Exercise: Would you find each line in the entries below with the string "they" and copy it?

Data section:
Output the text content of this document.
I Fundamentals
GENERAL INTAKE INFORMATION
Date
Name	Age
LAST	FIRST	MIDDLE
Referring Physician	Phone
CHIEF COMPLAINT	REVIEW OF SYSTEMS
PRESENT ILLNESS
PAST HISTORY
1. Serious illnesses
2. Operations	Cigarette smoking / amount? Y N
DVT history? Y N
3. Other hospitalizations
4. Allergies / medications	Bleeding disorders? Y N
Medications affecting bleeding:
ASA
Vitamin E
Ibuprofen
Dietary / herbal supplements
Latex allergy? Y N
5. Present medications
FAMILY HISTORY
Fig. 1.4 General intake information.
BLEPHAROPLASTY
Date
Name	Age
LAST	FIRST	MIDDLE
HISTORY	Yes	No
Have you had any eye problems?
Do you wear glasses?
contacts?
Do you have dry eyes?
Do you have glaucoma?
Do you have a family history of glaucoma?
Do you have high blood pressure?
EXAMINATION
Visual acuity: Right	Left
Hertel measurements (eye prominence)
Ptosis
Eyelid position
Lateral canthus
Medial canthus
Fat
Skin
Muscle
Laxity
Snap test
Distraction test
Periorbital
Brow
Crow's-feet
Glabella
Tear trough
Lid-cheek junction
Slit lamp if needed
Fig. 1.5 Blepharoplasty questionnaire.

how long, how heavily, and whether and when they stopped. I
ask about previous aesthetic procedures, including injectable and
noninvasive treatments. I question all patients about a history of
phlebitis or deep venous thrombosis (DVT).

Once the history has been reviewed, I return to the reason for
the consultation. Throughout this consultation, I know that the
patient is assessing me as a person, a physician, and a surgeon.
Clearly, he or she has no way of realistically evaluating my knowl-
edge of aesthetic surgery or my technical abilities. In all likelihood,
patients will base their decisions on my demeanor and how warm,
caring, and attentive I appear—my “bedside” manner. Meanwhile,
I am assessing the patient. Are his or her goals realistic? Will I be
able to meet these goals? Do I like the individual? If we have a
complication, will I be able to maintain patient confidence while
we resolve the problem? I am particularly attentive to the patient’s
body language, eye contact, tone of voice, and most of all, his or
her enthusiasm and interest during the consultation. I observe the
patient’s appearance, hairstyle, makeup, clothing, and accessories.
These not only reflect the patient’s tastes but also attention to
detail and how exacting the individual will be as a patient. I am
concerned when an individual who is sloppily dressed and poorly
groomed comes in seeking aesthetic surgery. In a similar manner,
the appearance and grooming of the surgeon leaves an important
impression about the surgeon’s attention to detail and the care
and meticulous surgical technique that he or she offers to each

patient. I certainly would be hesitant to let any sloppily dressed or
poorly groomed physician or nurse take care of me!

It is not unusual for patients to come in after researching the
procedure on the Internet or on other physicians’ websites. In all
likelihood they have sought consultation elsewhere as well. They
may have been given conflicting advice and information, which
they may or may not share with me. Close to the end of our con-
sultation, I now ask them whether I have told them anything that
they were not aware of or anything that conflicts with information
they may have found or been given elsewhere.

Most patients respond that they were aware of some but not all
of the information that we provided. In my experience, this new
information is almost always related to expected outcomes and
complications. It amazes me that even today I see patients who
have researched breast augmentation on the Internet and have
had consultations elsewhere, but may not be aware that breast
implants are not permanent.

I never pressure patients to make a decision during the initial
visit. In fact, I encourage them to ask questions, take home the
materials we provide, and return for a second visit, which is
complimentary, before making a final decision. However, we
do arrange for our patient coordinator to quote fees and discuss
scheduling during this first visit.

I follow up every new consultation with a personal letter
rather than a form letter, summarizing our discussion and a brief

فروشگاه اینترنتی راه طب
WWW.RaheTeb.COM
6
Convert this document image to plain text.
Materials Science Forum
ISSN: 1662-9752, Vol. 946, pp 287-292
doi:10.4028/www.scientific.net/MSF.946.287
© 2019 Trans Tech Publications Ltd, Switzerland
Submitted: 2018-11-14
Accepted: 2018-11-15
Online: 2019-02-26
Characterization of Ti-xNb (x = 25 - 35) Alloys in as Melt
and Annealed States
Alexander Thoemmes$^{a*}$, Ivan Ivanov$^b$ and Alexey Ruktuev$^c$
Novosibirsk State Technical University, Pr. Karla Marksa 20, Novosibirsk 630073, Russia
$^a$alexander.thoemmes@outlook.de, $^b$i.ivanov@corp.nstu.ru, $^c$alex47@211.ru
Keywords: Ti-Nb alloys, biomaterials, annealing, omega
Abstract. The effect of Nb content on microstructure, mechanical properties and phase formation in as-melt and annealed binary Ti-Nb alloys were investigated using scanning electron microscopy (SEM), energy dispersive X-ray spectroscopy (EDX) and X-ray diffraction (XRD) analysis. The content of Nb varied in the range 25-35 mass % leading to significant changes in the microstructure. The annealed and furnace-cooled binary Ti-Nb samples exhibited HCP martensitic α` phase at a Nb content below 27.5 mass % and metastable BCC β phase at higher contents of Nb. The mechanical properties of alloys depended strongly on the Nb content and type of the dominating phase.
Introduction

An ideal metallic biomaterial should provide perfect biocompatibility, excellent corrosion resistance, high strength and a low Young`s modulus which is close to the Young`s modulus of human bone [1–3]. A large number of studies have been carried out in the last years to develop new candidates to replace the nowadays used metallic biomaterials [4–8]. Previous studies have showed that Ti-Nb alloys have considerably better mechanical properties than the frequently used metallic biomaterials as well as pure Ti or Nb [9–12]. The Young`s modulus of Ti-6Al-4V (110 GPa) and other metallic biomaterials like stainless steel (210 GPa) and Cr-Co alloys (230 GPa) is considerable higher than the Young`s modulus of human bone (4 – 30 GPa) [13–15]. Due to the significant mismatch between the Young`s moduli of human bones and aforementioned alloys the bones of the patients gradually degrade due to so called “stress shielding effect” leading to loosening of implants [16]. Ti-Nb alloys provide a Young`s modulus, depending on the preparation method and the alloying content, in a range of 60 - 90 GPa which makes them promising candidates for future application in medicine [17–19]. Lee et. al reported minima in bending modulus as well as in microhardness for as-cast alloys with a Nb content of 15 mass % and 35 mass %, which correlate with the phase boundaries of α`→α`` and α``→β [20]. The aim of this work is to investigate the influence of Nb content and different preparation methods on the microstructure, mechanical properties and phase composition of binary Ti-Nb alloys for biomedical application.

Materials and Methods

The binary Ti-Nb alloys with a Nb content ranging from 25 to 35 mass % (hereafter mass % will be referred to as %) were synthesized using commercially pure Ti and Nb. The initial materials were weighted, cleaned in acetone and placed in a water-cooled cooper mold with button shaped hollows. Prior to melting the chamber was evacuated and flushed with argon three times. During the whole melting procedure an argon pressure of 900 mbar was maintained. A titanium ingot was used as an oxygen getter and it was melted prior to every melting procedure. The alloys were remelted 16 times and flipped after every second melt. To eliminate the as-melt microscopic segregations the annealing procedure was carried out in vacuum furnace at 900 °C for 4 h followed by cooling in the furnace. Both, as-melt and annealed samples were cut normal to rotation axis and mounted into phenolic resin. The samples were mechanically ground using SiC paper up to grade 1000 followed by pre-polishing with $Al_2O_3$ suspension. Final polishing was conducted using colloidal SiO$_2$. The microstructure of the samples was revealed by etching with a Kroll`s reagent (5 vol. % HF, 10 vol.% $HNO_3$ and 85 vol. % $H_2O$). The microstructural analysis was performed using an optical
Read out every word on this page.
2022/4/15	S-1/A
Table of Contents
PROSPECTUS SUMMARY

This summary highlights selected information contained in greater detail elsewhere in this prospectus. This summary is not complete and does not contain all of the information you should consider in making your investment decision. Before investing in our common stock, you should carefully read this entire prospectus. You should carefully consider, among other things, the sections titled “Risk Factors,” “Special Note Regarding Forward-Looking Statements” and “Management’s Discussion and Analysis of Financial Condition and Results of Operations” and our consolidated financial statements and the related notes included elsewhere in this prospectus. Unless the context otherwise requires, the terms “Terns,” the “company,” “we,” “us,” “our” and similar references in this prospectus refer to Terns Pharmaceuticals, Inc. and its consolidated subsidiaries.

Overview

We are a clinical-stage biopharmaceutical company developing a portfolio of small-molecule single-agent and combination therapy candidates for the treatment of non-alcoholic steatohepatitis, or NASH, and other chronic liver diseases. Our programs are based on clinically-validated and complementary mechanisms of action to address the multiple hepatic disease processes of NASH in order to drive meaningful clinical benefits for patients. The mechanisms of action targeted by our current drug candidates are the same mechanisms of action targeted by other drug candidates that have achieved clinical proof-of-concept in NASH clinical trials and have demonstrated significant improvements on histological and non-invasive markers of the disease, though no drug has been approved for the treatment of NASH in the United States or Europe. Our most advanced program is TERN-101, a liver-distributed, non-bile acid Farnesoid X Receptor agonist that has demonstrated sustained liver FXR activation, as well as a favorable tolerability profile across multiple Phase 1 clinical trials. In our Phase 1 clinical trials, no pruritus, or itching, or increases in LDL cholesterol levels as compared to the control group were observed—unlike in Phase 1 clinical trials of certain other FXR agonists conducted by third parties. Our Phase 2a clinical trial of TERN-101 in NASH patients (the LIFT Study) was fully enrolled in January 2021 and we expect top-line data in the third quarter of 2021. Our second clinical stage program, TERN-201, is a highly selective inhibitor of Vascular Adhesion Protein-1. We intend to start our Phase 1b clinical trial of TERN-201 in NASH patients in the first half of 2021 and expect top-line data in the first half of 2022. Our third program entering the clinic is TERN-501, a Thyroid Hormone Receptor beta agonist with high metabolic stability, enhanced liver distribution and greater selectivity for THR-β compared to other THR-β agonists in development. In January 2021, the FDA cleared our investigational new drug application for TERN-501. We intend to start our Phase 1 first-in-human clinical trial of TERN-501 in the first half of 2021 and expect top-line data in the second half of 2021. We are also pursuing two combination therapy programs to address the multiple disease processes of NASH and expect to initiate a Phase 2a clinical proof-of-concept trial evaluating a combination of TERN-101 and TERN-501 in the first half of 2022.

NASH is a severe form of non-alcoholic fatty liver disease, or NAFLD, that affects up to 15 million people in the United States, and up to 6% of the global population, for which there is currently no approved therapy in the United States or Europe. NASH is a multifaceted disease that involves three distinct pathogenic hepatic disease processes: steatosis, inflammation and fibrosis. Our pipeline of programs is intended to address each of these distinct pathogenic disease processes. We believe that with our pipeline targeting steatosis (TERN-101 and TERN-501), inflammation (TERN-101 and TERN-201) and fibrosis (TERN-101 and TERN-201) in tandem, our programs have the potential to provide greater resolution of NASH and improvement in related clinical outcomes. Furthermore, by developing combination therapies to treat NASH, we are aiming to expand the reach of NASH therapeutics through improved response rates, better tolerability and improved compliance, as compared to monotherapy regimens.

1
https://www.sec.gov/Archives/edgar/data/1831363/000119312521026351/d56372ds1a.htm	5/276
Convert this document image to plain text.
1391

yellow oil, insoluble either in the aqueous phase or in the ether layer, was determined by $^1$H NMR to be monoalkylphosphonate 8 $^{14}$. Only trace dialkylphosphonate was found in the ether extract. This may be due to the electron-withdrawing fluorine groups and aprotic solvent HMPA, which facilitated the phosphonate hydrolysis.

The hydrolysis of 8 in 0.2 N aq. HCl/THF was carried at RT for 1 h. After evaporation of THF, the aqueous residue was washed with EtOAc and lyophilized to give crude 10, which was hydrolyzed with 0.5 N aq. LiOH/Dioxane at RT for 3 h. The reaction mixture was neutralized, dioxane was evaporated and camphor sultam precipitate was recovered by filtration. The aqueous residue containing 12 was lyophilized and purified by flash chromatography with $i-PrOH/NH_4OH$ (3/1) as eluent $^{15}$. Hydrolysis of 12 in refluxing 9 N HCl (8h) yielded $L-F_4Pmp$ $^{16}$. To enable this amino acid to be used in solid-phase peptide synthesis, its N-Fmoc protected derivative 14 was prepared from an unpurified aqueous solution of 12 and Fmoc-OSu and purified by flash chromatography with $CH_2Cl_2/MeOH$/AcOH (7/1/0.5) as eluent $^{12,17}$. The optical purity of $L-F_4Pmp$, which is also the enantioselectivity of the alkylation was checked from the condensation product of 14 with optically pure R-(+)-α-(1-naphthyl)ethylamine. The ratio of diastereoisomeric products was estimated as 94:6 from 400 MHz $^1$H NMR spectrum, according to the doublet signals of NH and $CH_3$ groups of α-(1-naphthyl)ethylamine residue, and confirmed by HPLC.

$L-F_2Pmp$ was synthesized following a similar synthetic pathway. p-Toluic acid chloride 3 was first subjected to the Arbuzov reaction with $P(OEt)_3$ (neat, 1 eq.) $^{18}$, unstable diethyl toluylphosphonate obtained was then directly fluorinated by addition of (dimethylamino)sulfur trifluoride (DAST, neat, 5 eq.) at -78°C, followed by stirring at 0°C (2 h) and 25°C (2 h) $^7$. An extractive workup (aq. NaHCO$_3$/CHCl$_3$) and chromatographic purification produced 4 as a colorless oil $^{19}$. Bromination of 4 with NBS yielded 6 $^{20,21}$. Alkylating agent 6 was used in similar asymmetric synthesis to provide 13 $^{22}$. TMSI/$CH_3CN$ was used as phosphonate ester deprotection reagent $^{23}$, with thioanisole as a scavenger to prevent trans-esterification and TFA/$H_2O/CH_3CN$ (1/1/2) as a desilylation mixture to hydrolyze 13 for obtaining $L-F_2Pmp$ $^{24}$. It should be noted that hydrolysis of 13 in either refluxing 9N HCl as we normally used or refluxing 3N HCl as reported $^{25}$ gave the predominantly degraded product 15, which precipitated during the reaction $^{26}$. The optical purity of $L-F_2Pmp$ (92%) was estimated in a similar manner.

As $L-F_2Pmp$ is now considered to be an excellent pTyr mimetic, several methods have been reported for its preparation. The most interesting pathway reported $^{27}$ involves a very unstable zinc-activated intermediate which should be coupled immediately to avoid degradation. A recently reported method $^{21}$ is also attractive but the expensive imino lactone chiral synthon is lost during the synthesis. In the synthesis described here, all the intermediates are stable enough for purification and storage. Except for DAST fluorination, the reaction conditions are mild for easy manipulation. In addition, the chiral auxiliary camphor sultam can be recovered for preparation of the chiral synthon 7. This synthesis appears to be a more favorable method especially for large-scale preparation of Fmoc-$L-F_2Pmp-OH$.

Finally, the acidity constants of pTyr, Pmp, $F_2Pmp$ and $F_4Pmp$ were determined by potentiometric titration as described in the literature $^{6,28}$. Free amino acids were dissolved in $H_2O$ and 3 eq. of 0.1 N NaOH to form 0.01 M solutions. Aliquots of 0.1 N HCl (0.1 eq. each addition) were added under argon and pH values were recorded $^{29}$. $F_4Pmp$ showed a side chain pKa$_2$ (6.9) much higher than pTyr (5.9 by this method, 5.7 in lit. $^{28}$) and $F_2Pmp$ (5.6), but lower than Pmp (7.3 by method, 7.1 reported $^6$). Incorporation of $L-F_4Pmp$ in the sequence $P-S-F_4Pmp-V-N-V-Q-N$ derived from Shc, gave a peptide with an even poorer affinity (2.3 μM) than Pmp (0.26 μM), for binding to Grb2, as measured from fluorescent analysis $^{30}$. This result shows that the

Reply to the exercise:
how long, how heavily, and whether and when they stopped. I
likelihood they have sought consultation elsewhere as well. They
they may or may not share with me. Close to the end of our con-
they were not aware of or anything that conflicts with information
they may have found or been given elsewhere.
Most patients respond that they were aware of some but not all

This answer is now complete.